* _Problem requirements_:
Please convert the records, from the first line through the line containing "value-label-3: 31% (288, 452, 401, 510)", into a JSON list of strings, one string per line. Leave out any blank lines.

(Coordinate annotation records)
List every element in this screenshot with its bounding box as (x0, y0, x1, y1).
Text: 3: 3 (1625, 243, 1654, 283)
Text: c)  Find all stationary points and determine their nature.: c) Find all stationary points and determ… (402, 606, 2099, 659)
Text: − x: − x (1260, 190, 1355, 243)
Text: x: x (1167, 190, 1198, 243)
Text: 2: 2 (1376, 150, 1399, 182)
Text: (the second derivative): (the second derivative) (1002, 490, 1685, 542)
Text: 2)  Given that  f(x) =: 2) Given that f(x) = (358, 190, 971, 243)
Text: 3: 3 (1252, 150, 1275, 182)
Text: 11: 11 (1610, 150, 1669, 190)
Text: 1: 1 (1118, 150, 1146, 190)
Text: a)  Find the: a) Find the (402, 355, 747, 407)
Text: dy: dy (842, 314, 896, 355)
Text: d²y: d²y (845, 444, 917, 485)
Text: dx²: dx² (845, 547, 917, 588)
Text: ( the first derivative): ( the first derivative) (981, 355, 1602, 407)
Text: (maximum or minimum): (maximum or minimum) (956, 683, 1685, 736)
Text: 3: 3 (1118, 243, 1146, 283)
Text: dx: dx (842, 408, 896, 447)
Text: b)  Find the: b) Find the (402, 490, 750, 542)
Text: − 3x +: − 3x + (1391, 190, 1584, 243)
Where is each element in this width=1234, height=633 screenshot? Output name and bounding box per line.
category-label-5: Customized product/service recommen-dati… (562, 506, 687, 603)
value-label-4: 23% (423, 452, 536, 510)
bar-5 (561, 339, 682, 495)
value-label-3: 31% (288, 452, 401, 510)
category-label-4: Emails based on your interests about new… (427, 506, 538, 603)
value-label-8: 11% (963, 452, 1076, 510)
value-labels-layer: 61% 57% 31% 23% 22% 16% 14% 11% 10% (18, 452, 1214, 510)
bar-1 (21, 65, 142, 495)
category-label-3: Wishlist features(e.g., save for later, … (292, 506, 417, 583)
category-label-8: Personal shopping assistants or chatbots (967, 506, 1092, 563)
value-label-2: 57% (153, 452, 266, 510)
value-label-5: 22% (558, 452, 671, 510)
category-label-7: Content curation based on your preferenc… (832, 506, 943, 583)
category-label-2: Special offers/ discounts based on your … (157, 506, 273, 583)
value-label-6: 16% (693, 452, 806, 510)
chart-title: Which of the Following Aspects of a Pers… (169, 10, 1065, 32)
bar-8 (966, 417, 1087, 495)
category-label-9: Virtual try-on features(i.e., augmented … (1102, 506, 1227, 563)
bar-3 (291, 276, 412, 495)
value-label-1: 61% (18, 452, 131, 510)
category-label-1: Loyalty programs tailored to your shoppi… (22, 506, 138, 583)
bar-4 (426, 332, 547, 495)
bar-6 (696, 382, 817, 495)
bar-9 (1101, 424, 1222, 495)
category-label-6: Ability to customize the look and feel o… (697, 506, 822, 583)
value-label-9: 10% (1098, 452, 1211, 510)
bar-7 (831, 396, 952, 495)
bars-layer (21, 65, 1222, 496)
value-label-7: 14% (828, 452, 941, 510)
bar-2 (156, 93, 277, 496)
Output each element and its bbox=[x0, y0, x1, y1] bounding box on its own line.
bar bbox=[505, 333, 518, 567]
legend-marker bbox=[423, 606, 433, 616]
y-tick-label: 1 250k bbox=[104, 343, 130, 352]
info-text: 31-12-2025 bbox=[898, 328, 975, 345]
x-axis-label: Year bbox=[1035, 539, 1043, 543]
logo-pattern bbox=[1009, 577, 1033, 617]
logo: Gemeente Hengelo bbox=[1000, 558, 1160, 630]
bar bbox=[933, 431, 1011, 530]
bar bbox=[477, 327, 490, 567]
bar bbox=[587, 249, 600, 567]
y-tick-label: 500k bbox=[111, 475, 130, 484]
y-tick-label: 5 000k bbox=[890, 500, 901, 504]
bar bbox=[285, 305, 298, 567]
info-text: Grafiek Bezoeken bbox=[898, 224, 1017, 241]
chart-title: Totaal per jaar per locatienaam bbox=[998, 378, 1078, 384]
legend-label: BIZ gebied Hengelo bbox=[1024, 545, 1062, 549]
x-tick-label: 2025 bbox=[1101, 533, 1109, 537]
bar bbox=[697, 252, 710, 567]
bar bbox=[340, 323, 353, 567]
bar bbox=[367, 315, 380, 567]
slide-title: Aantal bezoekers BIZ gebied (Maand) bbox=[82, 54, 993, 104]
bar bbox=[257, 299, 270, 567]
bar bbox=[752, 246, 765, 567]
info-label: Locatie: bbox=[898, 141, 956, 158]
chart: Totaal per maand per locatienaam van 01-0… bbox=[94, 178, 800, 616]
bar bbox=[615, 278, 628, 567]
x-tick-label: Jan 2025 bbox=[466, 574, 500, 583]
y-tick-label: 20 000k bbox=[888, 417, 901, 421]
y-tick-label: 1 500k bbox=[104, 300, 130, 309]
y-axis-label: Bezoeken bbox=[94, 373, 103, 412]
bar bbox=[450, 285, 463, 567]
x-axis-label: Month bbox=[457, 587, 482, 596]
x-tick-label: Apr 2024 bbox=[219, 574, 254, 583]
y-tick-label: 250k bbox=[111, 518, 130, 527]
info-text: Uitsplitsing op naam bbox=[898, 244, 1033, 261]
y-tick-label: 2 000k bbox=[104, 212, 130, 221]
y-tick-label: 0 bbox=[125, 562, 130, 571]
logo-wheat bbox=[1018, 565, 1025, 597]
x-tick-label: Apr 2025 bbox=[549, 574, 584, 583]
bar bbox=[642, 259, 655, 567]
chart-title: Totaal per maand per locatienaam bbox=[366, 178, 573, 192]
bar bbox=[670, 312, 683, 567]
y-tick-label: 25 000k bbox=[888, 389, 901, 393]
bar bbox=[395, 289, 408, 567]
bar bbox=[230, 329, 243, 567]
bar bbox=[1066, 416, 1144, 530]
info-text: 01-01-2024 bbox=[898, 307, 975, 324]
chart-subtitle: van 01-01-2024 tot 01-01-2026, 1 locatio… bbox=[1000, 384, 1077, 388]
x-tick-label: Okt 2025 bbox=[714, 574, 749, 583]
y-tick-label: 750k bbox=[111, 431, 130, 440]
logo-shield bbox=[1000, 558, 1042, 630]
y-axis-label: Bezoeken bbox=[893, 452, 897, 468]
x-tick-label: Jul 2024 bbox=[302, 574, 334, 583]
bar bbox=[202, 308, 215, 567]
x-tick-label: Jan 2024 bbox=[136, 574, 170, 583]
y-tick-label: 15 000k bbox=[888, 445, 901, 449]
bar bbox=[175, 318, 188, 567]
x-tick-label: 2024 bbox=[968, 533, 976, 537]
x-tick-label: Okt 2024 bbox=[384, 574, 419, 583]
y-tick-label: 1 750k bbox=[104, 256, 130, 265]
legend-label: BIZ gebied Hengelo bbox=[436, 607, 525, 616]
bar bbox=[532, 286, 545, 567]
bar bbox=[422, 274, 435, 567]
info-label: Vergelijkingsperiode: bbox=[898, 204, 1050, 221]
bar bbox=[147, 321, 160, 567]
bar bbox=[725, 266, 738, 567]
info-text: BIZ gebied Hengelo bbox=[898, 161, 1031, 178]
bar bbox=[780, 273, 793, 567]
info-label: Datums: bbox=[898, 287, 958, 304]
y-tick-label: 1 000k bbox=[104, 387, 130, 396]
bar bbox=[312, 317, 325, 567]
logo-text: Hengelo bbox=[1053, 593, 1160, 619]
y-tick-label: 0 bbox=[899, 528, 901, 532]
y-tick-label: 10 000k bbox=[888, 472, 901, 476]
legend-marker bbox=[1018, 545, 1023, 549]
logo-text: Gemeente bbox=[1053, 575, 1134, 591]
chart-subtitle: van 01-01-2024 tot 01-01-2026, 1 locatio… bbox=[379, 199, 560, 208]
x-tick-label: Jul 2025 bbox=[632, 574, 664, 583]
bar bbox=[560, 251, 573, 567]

* _In response_:
[
  "List every element in this screenshot with its bounding box as (x0, y0, x1, y1).",
  "Text: 3: 3 (1625, 243, 1654, 283)",
  "Text: c)  Find all stationary points and determine their nature.: c) Find all stationary points and determ… (402, 606, 2099, 659)",
  "Text: − x: − x (1260, 190, 1355, 243)",
  "Text: x: x (1167, 190, 1198, 243)",
  "Text: 2: 2 (1376, 150, 1399, 182)",
  "Text: (the second derivative): (the second derivative) (1002, 490, 1685, 542)",
  "Text: 2)  Given that  f(x) =: 2) Given that f(x) = (358, 190, 971, 243)",
  "Text: 3: 3 (1252, 150, 1275, 182)",
  "Text: 11: 11 (1610, 150, 1669, 190)",
  "Text: 1: 1 (1118, 150, 1146, 190)",
  "Text: a)  Find the: a) Find the (402, 355, 747, 407)",
  "Text: dy: dy (842, 314, 896, 355)",
  "Text: d²y: d²y (845, 444, 917, 485)",
  "Text: dx²: dx² (845, 547, 917, 588)",
  "Text: ( the first derivative): ( the first derivative) (981, 355, 1602, 407)",
  "Text: (maximum or minimum): (maximum or minimum) (956, 683, 1685, 736)",
  "Text: 3: 3 (1118, 243, 1146, 283)",
  "Text: dx: dx (842, 408, 896, 447)",
  "Text: b)  Find the: b) Find the (402, 490, 750, 542)",
  "Text: − 3x +: − 3x + (1391, 190, 1584, 243)",
  "Where is each element in this width=1234, height=633 screenshot? Output name and bounding box per line.",
  "category-label-5: Customized product/service recommen-dati… (562, 506, 687, 603)",
  "value-label-4: 23% (423, 452, 536, 510)",
  "bar-5 (561, 339, 682, 495)",
  "value-label-3: 31% (288, 452, 401, 510)"
]